BRIEF:
Restate the whole listing exactly.

** Start INPUT RECORDS **

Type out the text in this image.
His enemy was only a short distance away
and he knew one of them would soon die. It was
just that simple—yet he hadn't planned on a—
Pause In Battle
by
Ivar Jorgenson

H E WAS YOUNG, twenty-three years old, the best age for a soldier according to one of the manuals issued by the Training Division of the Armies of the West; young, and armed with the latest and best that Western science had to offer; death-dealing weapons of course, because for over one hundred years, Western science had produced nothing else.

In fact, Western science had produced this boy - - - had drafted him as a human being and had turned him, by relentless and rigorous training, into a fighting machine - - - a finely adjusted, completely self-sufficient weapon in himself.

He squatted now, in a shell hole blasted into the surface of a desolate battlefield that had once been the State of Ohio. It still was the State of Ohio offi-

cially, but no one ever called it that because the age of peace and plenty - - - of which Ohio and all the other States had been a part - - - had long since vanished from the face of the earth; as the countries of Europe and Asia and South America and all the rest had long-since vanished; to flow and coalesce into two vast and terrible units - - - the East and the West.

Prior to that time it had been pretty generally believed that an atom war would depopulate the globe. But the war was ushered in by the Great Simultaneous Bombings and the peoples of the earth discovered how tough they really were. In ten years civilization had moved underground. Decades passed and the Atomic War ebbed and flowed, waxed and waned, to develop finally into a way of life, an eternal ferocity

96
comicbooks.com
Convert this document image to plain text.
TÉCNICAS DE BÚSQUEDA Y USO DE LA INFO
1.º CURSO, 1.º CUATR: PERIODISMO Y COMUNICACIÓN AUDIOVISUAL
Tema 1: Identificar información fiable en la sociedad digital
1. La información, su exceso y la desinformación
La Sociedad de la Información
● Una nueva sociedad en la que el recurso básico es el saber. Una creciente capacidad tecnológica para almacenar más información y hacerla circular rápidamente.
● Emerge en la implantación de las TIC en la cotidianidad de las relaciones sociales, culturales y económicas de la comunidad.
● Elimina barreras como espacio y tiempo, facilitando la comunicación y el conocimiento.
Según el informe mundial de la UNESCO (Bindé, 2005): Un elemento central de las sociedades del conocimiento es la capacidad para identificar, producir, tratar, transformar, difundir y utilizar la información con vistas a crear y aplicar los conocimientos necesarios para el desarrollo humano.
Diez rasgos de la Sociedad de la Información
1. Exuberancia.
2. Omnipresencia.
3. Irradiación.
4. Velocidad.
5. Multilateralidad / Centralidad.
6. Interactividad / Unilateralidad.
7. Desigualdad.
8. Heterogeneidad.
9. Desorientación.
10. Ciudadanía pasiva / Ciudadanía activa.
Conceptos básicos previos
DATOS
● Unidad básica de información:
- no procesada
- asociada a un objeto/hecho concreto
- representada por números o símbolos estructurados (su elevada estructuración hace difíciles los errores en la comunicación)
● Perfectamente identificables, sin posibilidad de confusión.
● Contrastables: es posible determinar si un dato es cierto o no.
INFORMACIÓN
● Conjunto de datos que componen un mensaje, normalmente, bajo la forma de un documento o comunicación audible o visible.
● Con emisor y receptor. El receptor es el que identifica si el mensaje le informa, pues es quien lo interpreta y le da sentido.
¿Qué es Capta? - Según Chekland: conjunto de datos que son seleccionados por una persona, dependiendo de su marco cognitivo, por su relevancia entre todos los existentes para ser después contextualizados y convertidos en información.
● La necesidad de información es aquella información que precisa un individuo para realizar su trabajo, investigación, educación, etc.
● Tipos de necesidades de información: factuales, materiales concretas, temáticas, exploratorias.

** End INPUT RECORDS **

OUTPUT BELOW:
Type out the text in this image.
His enemy was only a short distance away
and he knew one of them would soon die. It was
just that simple—yet he hadn't planned on a—
Pause In Battle
by
Ivar Jorgenson

H E WAS YOUNG, twenty-three years old, the best age for a soldier according to one of the manuals issued by the Training Division of the Armies of the West; young, and armed with the latest and best that Western science had to offer; death-dealing weapons of course, because for over one hundred years, Western science had produced nothing else.

In fact, Western science had produced this boy - - - had drafted him as a human being and had turned him, by relentless and rigorous training, into a fighting machine - - - a finely adjusted, completely self-sufficient weapon in himself.

He squatted now, in a shell hole blasted into the surface of a desolate battlefield that had once been the State of Ohio. It still was the State of Ohio offi-

cially, but no one ever called it that because the age of peace and plenty - - - of which Ohio and all the other States had been a part - - - had long since vanished from the face of the earth; as the countries of Europe and Asia and South America and all the rest had long-since vanished; to flow and coalesce into two vast and terrible units - - - the East and the West.

Prior to that time it had been pretty generally believed that an atom war would depopulate the globe. But the war was ushered in by the Great Simultaneous Bombings and the peoples of the earth discovered how tough they really were. In ten years civilization had moved underground. Decades passed and the Atomic War ebbed and flowed, waxed and waned, to develop finally into a way of life, an eternal ferocity

96
comicbooks.com
Convert this document image to plain text.
TÉCNICAS DE BÚSQUEDA Y USO DE LA INFO
1.º CURSO, 1.º CUATR: PERIODISMO Y COMUNICACIÓN AUDIOVISUAL
Tema 1: Identificar información fiable en la sociedad digital
1. La información, su exceso y la desinformación
La Sociedad de la Información
● Una nueva sociedad en la que el recurso básico es el saber. Una creciente capacidad tecnológica para almacenar más información y hacerla circular rápidamente.
● Emerge en la implantación de las TIC en la cotidianidad de las relaciones sociales, culturales y económicas de la comunidad.
● Elimina barreras como espacio y tiempo, facilitando la comunicación y el conocimiento.
Según el informe mundial de la UNESCO (Bindé, 2005): Un elemento central de las sociedades del conocimiento es la capacidad para identificar, producir, tratar, transformar, difundir y utilizar la información con vistas a crear y aplicar los conocimientos necesarios para el desarrollo humano.
Diez rasgos de la Sociedad de la Información
1. Exuberancia.
2. Omnipresencia.
3. Irradiación.
4. Velocidad.
5. Multilateralidad / Centralidad.
6. Interactividad / Unilateralidad.
7. Desigualdad.
8. Heterogeneidad.
9. Desorientación.
10. Ciudadanía pasiva / Ciudadanía activa.
Conceptos básicos previos
DATOS
● Unidad básica de información:
- no procesada
- asociada a un objeto/hecho concreto
- representada por números o símbolos estructurados (su elevada estructuración hace difíciles los errores en la comunicación)
● Perfectamente identificables, sin posibilidad de confusión.
● Contrastables: es posible determinar si un dato es cierto o no.
INFORMACIÓN
● Conjunto de datos que componen un mensaje, normalmente, bajo la forma de un documento o comunicación audible o visible.
● Con emisor y receptor. El receptor es el que identifica si el mensaje le informa, pues es quien lo interpreta y le da sentido.
¿Qué es Capta? - Según Chekland: conjunto de datos que son seleccionados por una persona, dependiendo de su marco cognitivo, por su relevancia entre todos los existentes para ser después contextualizados y convertidos en información.
● La necesidad de información es aquella información que precisa un individuo para realizar su trabajo, investigación, educación, etc.
● Tipos de necesidades de información: factuales, materiales concretas, temáticas, exploratorias.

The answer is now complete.